══ Material to process ══
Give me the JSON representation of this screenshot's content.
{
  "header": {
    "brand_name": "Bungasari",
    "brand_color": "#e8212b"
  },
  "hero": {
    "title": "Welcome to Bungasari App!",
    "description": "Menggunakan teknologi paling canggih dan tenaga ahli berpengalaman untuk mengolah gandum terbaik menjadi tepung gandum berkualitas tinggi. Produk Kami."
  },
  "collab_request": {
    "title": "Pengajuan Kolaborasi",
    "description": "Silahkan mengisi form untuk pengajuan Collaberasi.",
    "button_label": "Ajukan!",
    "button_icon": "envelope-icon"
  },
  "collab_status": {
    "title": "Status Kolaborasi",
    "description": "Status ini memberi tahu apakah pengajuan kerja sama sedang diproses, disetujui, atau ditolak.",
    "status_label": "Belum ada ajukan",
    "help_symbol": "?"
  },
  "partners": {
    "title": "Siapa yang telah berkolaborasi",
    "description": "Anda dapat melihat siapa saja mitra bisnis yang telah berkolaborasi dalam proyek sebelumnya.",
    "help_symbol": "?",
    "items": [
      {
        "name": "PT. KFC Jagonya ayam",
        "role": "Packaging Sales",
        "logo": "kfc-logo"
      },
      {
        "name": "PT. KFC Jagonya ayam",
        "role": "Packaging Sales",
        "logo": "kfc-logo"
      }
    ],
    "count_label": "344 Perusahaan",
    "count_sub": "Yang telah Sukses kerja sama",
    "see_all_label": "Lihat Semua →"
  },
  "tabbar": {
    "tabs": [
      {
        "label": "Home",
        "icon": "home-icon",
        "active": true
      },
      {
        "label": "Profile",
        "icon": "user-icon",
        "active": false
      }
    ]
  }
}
═══
# [Problem]
Find how many lines hold the string "telah", and state that number alone.

# [Right answer]
3